* [Job]: Produce the listing below again, exactly as shown.

──────

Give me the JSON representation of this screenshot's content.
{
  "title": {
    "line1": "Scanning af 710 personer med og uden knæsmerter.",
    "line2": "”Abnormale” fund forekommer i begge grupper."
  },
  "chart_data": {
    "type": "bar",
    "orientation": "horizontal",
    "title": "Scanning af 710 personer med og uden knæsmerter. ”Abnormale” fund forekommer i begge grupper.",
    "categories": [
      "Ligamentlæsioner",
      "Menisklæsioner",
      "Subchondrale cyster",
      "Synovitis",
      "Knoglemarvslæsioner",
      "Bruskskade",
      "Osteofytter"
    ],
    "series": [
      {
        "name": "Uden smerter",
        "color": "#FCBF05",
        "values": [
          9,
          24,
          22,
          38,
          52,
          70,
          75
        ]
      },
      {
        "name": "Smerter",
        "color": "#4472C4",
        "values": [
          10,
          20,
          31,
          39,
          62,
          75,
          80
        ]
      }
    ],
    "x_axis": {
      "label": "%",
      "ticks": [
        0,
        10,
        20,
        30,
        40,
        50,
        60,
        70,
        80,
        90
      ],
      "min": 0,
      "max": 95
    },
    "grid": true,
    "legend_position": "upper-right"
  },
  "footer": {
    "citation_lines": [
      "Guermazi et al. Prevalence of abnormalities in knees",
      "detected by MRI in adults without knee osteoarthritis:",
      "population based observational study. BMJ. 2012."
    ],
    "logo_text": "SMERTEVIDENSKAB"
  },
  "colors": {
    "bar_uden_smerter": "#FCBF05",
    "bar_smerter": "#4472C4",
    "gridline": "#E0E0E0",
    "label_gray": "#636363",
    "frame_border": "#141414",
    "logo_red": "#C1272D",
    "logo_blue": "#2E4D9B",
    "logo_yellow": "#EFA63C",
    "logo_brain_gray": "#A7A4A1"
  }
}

──────

* [The completed task]:
Give me the JSON representation of this screenshot's content.
{
  "title": {
    "line1": "Scanning af 710 personer med og uden knæsmerter.",
    "line2": "”Abnormale” fund forekommer i begge grupper."
  },
  "chart_data": {
    "type": "bar",
    "orientation": "horizontal",
    "title": "Scanning af 710 personer med og uden knæsmerter. ”Abnormale” fund forekommer i begge grupper.",
    "categories": [
      "Ligamentlæsioner",
      "Menisklæsioner",
      "Subchondrale cyster",
      "Synovitis",
      "Knoglemarvslæsioner",
      "Bruskskade",
      "Osteofytter"
    ],
    "series": [
      {
        "name": "Uden smerter",
        "color": "#FCBF05",
        "values": [
          9,
          24,
          22,
          38,
          52,
          70,
          75
        ]
      },
      {
        "name": "Smerter",
        "color": "#4472C4",
        "values": [
          10,
          20,
          31,
          39,
          62,
          75,
          80
        ]
      }
    ],
    "x_axis": {
      "label": "%",
      "ticks": [
        0,
        10,
        20,
        30,
        40,
        50,
        60,
        70,
        80,
        90
      ],
      "min": 0,
      "max": 95
    },
    "grid": true,
    "legend_position": "upper-right"
  },
  "footer": {
    "citation_lines": [
      "Guermazi et al. Prevalence of abnormalities in knees",
      "detected by MRI in adults without knee osteoarthritis:",
      "population based observational study. BMJ. 2012."
    ],
    "logo_text": "SMERTEVIDENSKAB"
  },
  "colors": {
    "bar_uden_smerter": "#FCBF05",
    "bar_smerter": "#4472C4",
    "gridline": "#E0E0E0",
    "label_gray": "#636363",
    "frame_border": "#141414",
    "logo_red": "#C1272D",
    "logo_blue": "#2E4D9B",
    "logo_yellow": "#EFA63C",
    "logo_brain_gray": "#A7A4A1"
  }
}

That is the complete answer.